What is needed = Copy the listing below in full and skip every picture.

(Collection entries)
- - - -

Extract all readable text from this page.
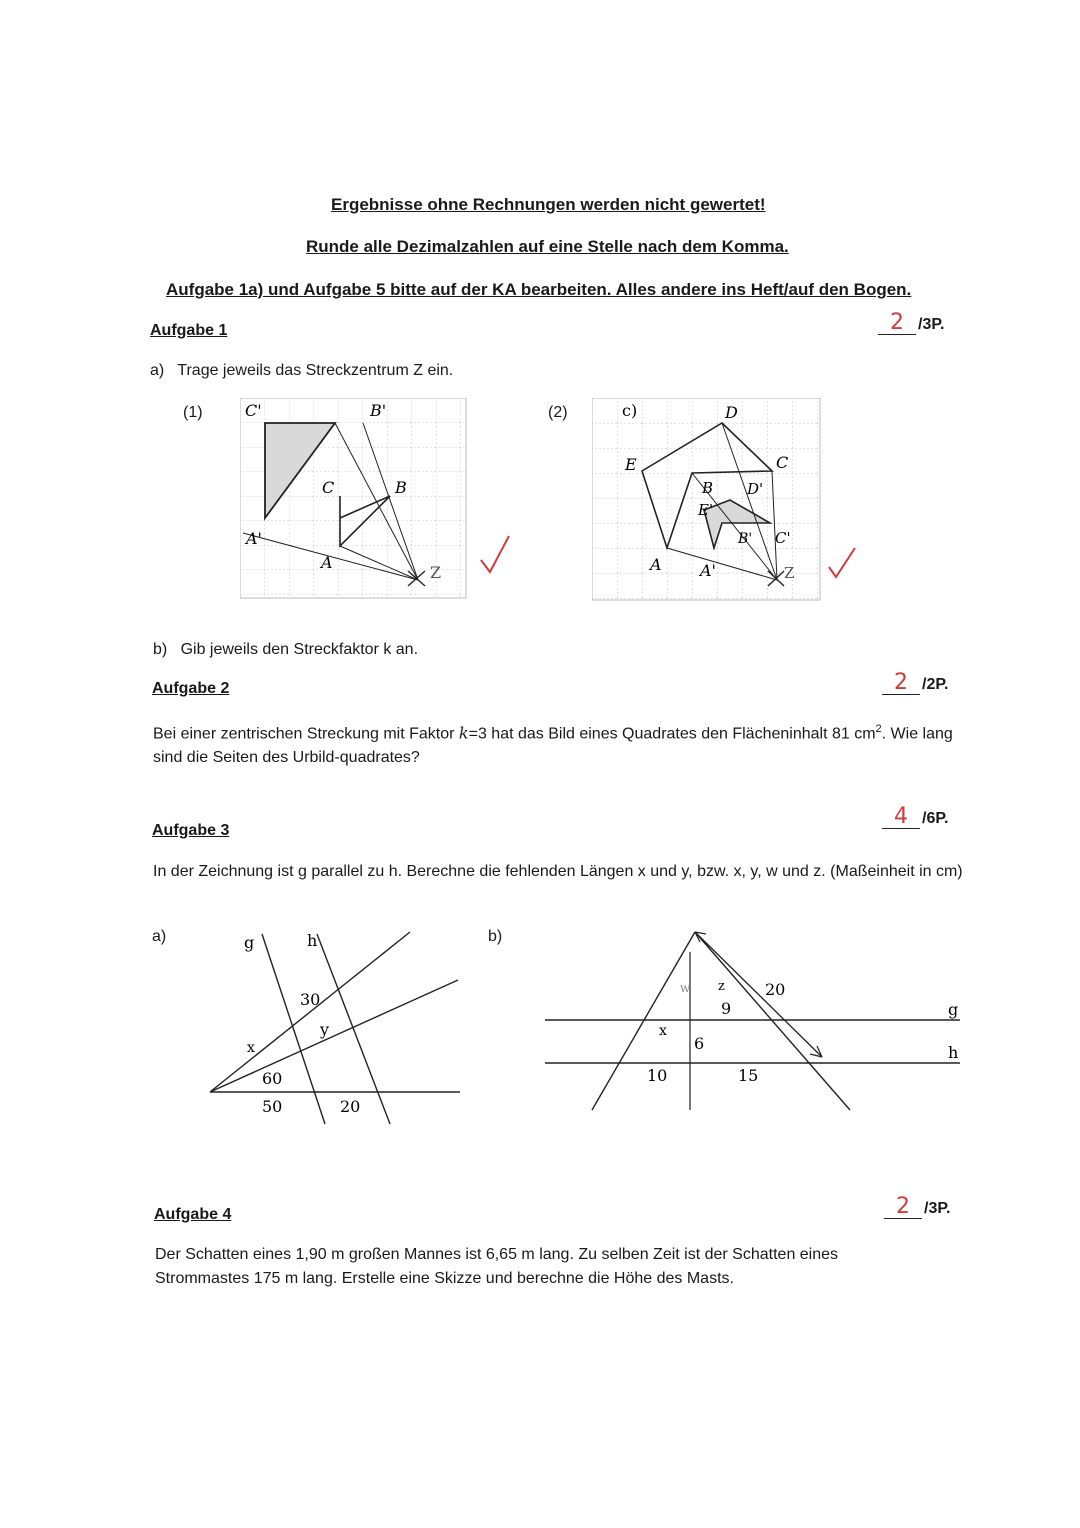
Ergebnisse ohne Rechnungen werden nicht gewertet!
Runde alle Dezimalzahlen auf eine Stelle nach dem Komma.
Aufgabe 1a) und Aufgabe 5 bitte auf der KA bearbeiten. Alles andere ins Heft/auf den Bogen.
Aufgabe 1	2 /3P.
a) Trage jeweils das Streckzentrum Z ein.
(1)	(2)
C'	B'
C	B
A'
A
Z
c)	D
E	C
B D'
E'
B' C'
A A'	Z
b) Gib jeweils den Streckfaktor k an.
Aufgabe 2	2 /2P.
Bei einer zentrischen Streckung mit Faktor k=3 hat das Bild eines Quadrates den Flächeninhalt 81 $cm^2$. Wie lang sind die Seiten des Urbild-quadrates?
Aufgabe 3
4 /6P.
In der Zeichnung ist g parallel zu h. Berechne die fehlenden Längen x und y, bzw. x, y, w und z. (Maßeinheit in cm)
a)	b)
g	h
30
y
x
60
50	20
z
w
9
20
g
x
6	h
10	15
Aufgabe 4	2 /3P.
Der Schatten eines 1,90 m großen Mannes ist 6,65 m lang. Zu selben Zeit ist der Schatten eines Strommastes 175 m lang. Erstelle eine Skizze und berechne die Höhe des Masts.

- - - -

Problem solution =
Extract all readable text from this page.
Ergebnisse ohne Rechnungen werden nicht gewertet!
Runde alle Dezimalzahlen auf eine Stelle nach dem Komma.
Aufgabe 1a) und Aufgabe 5 bitte auf der KA bearbeiten. Alles andere ins Heft/auf den Bogen.
Aufgabe 1	2 /3P.
a) Trage jeweils das Streckzentrum Z ein.
(1)	(2)
C'	B'
C	B
A'
A
Z
c)	D
E	C
B D'
E'
B' C'
A A'	Z
b) Gib jeweils den Streckfaktor k an.
Aufgabe 2	2 /2P.
Bei einer zentrischen Streckung mit Faktor k=3 hat das Bild eines Quadrates den Flächeninhalt 81 $cm^2$. Wie lang sind die Seiten des Urbild-quadrates?
Aufgabe 3
4 /6P.
In der Zeichnung ist g parallel zu h. Berechne die fehlenden Längen x und y, bzw. x, y, w und z. (Maßeinheit in cm)
a)	b)
g	h
30
y
x
60
50	20
z
w
9
20
g
x
6	h
10	15
Aufgabe 4	2 /3P.
Der Schatten eines 1,90 m großen Mannes ist 6,65 m lang. Zu selben Zeit ist der Schatten eines Strommastes 175 m lang. Erstelle eine Skizze und berechne die Höhe des Masts.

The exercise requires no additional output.